PROBLEM TO SOLVE >>
For the listing below, give the number of lines in which "外卖工厂" occurs. Add nothing.

RECORDS FOR THE TASK >>
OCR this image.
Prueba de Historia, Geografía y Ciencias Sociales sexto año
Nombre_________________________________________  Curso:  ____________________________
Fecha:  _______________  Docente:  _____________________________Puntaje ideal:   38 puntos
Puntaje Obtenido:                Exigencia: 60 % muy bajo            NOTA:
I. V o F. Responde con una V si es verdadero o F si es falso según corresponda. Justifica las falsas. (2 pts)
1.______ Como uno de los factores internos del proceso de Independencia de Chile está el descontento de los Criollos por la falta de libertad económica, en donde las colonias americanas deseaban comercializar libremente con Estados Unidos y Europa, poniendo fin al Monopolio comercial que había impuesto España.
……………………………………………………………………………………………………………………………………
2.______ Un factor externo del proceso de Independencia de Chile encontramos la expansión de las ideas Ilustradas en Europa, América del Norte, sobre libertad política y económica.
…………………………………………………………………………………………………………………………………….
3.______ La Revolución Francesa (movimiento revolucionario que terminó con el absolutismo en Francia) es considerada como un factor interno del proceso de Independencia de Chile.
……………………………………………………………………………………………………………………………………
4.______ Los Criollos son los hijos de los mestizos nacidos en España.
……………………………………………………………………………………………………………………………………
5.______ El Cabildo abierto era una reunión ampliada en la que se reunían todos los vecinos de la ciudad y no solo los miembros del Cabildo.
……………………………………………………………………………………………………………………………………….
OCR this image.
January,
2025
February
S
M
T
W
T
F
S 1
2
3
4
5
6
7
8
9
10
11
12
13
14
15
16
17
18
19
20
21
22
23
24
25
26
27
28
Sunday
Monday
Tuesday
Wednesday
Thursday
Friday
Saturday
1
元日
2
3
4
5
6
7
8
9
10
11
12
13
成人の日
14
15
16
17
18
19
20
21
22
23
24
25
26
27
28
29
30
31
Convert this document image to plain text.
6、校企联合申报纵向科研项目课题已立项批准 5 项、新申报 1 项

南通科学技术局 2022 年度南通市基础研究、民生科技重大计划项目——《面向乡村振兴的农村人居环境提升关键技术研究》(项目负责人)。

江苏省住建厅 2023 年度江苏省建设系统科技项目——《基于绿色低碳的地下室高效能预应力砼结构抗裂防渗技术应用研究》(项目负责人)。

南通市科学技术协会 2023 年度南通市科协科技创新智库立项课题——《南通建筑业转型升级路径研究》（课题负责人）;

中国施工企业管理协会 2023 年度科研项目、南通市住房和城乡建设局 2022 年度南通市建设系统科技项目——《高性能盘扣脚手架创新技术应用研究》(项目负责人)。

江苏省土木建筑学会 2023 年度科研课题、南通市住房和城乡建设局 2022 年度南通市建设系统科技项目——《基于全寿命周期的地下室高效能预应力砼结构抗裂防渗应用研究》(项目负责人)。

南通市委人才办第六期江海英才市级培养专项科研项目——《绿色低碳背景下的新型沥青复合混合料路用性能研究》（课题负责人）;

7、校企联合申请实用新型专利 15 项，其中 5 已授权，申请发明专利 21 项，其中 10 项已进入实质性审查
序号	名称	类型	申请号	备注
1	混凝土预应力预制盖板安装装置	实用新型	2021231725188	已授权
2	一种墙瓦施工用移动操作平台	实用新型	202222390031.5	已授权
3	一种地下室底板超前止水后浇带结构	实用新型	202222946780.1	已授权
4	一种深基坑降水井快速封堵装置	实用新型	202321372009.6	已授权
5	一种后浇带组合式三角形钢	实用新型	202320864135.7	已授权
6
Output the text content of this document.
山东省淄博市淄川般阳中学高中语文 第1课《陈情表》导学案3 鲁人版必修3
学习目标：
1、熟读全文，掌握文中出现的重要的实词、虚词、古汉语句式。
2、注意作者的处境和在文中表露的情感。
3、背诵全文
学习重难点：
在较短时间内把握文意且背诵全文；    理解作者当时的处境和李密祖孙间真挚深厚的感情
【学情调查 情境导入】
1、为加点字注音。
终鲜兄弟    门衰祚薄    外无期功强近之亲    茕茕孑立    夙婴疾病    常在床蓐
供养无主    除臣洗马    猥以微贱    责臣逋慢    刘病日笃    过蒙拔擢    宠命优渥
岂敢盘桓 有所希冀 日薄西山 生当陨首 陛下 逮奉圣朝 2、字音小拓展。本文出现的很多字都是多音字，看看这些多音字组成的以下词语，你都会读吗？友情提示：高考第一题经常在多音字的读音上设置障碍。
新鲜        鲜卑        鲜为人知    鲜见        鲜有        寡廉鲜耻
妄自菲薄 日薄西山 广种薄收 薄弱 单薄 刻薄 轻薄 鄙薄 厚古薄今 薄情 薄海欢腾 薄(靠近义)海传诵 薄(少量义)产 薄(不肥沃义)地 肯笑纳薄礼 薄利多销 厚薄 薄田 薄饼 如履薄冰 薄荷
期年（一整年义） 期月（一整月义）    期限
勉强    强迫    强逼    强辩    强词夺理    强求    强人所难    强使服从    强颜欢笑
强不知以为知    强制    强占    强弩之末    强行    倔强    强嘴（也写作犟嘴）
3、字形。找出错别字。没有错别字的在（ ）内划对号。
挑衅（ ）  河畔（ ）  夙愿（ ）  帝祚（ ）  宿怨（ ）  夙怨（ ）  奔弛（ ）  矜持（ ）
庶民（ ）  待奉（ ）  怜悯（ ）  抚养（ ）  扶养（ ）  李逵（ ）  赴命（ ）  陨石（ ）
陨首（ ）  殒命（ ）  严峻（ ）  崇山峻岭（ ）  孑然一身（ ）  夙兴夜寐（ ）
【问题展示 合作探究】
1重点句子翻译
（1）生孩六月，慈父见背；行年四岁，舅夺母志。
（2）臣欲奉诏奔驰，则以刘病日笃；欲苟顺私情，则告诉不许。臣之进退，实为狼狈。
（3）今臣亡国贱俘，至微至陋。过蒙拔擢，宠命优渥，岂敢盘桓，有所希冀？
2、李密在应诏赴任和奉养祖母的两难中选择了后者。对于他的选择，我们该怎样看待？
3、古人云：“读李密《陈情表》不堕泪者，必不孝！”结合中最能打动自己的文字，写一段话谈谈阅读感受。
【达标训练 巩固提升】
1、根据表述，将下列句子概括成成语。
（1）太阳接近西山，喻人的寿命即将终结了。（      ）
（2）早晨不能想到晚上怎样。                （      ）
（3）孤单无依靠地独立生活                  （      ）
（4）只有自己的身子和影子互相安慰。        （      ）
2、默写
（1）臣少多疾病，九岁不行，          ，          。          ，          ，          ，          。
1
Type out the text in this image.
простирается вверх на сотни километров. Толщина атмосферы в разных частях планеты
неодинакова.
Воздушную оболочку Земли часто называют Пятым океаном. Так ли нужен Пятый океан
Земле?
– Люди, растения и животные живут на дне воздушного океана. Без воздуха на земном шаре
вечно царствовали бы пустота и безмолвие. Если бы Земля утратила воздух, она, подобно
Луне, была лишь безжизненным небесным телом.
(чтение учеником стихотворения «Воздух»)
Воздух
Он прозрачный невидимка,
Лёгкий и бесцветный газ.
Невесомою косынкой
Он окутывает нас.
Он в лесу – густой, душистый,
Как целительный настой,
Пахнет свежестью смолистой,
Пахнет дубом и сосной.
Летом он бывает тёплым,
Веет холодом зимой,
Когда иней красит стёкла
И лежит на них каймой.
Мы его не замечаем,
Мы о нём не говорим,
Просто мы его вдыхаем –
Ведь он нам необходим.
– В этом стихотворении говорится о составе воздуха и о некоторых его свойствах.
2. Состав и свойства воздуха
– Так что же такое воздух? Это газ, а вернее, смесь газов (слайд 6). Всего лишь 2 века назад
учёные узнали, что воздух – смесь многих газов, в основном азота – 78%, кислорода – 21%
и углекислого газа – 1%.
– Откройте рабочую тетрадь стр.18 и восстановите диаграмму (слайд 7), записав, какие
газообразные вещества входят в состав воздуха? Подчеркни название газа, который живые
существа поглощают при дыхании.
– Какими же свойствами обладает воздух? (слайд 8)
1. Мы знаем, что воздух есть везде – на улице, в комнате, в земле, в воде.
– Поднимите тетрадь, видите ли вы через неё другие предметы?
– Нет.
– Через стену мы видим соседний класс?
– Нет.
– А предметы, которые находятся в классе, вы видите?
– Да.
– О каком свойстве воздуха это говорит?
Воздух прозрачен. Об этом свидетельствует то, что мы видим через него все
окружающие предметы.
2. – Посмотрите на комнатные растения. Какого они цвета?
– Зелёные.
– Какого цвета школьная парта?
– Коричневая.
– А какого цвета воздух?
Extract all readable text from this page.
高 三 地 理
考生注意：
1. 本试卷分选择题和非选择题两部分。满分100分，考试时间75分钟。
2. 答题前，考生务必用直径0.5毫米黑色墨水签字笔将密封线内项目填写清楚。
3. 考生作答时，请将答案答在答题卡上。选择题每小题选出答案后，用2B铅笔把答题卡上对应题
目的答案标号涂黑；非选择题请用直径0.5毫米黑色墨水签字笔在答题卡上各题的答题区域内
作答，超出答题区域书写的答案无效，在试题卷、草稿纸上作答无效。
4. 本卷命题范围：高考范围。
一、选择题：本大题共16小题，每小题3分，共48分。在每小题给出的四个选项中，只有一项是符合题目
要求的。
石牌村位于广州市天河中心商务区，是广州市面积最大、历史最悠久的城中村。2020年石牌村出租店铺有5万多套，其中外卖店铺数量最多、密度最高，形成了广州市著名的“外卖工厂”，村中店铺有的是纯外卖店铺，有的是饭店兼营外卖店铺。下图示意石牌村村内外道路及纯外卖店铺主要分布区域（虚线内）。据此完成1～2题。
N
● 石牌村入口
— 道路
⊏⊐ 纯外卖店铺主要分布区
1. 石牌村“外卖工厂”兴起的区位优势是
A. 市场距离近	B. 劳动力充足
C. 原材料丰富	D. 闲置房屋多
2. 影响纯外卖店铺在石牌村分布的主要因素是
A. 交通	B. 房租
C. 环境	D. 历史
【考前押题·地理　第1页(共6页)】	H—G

THE RESULT >>
2